→ RECORDED DATA
※
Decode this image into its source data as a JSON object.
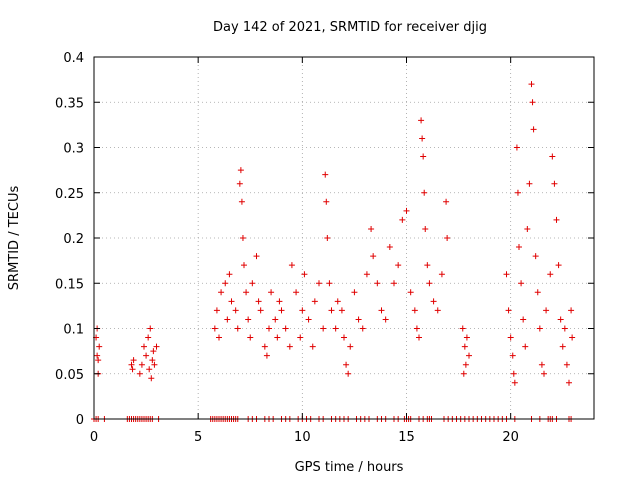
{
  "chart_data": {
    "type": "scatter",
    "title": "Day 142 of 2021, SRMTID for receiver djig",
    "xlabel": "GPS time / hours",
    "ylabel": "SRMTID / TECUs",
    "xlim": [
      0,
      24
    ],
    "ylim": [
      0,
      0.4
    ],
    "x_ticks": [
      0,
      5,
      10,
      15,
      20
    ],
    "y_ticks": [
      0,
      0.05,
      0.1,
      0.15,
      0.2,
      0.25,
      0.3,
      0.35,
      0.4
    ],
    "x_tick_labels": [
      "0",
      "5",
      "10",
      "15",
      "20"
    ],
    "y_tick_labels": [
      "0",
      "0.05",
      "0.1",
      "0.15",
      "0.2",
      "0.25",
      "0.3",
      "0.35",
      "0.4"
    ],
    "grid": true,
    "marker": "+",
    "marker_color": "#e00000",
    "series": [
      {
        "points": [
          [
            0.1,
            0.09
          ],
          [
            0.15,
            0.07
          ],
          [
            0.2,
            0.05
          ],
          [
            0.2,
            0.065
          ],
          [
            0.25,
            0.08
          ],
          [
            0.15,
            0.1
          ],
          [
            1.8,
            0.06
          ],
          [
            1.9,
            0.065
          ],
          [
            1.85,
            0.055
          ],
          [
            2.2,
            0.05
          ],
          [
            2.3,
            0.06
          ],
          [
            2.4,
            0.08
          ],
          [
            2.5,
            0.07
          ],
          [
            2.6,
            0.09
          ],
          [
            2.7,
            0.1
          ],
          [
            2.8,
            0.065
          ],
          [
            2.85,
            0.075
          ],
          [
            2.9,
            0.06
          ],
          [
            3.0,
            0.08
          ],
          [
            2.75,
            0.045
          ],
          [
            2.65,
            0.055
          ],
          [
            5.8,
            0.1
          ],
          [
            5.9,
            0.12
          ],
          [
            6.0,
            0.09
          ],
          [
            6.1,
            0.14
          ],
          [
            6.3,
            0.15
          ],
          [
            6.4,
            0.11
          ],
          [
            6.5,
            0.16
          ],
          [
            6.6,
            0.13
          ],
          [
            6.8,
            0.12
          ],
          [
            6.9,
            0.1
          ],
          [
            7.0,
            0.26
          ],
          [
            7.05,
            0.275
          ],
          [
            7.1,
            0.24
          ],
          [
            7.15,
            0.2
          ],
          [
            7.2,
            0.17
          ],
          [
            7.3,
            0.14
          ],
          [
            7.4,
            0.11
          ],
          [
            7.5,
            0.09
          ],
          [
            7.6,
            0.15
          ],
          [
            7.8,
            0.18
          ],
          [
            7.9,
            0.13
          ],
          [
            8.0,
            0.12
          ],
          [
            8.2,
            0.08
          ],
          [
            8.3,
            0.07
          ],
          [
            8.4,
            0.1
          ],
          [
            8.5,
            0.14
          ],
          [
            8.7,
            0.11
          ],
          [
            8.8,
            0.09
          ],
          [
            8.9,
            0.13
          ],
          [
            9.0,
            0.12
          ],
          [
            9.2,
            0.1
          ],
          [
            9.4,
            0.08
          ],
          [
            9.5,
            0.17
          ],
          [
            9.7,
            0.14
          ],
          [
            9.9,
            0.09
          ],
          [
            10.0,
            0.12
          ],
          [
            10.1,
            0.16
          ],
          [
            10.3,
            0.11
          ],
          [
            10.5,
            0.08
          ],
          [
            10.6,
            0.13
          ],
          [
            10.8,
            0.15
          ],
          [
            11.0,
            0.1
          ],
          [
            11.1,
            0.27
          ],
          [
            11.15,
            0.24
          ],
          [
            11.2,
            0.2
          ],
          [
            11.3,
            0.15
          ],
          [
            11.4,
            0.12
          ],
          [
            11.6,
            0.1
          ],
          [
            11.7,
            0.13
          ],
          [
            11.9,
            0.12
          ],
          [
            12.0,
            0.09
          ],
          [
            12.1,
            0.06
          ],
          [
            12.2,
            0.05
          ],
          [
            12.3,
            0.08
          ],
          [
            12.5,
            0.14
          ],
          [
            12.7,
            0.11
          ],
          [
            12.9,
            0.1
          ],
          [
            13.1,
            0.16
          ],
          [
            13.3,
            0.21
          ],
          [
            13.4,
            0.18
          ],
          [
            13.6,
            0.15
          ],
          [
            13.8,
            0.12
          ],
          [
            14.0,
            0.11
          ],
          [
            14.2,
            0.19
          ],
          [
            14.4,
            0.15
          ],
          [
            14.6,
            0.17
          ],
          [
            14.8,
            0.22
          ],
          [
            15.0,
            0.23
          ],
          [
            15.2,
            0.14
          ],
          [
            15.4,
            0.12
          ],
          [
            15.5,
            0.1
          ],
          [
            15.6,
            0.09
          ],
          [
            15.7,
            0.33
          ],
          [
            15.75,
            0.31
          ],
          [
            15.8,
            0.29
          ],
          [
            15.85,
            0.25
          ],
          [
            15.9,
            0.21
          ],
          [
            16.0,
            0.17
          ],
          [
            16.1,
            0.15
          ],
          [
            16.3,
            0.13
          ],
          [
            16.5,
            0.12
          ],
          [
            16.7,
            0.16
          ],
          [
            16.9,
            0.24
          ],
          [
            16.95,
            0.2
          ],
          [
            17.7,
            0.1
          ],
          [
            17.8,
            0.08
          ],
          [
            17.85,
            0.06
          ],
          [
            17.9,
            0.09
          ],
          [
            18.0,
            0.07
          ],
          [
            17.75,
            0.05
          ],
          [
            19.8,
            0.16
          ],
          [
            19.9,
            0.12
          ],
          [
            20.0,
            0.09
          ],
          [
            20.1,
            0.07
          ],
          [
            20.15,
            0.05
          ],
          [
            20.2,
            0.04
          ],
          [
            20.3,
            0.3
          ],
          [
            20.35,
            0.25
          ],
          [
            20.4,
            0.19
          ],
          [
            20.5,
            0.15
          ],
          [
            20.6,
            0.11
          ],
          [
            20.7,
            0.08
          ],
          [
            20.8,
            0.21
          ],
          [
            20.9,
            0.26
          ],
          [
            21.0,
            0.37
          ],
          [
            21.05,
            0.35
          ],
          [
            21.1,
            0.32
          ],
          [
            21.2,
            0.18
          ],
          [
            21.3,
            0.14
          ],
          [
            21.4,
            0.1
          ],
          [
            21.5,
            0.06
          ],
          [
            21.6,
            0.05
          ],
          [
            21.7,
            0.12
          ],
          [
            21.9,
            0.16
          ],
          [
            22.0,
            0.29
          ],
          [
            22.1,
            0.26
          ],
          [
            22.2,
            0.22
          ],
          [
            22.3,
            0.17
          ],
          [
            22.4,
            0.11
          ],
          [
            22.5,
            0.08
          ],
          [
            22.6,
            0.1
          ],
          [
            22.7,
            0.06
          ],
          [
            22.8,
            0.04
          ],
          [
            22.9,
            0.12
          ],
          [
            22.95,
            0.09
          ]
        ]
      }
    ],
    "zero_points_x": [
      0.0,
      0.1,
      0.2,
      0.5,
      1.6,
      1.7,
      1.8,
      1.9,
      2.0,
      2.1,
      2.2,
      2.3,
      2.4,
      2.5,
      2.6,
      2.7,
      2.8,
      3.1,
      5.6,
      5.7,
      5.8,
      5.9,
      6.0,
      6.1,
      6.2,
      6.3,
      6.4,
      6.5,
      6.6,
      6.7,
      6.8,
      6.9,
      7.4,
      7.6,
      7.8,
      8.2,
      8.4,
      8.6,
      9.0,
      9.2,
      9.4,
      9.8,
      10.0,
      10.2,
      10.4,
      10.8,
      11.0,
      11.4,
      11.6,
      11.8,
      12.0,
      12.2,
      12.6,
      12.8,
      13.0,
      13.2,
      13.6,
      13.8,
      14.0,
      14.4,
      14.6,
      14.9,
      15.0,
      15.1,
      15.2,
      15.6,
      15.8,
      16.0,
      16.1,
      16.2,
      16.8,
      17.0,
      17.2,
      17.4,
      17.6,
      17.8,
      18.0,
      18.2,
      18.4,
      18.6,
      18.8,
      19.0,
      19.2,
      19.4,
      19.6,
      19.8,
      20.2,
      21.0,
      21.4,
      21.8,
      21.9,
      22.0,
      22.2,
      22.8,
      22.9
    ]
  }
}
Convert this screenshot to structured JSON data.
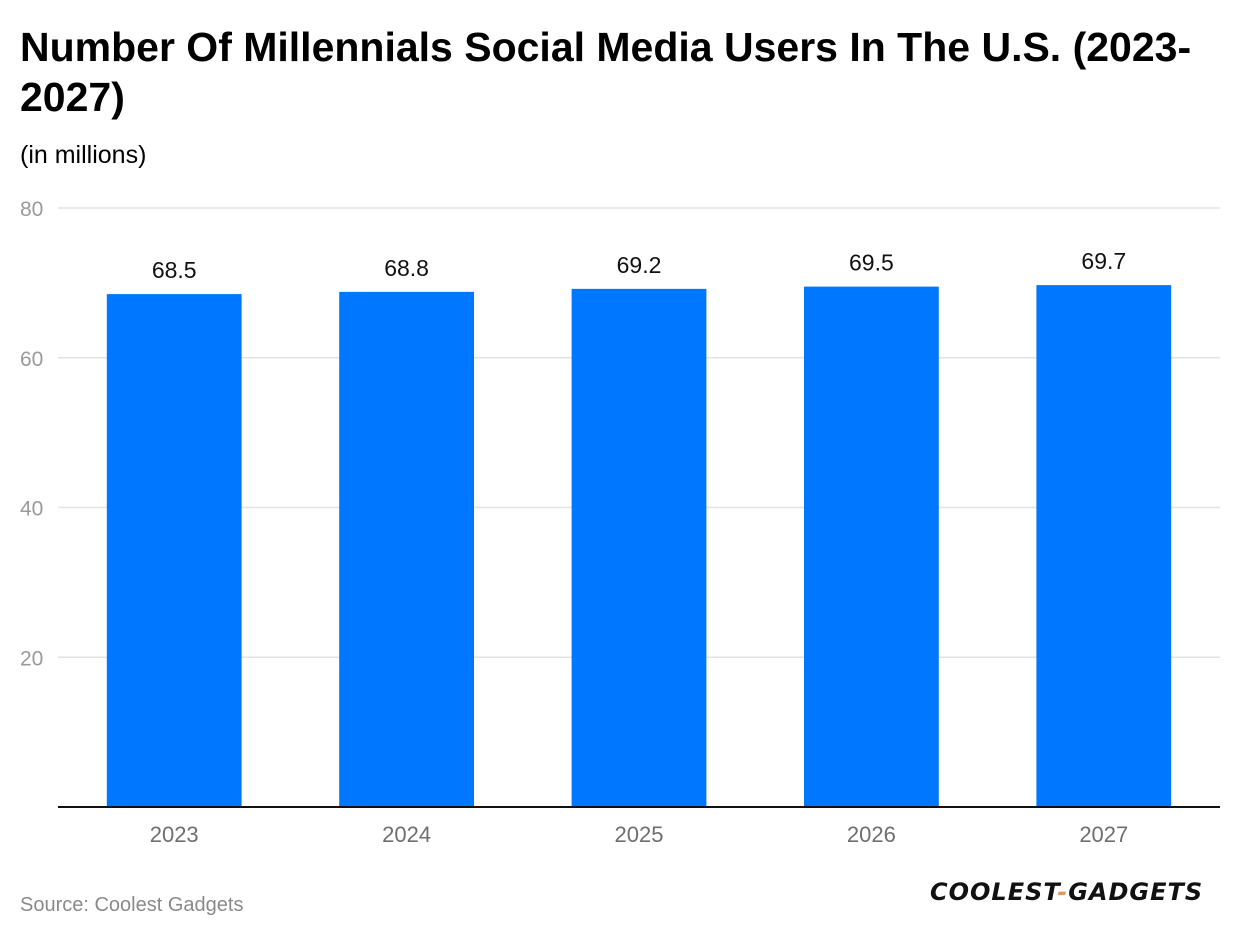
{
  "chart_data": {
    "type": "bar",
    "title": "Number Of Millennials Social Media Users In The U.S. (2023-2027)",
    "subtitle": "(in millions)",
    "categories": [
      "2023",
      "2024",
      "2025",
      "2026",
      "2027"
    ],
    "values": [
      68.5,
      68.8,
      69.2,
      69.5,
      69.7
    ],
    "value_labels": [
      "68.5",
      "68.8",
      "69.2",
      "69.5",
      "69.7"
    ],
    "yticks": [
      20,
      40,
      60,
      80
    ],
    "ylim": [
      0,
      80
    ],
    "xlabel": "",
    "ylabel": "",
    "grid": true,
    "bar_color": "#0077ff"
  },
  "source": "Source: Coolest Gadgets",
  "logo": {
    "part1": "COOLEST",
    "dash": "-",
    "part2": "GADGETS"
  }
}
※
Pull out all lines containing "this".

Decode this image into its source data as a JSON object.
Convert this screenshot to structured JSON data.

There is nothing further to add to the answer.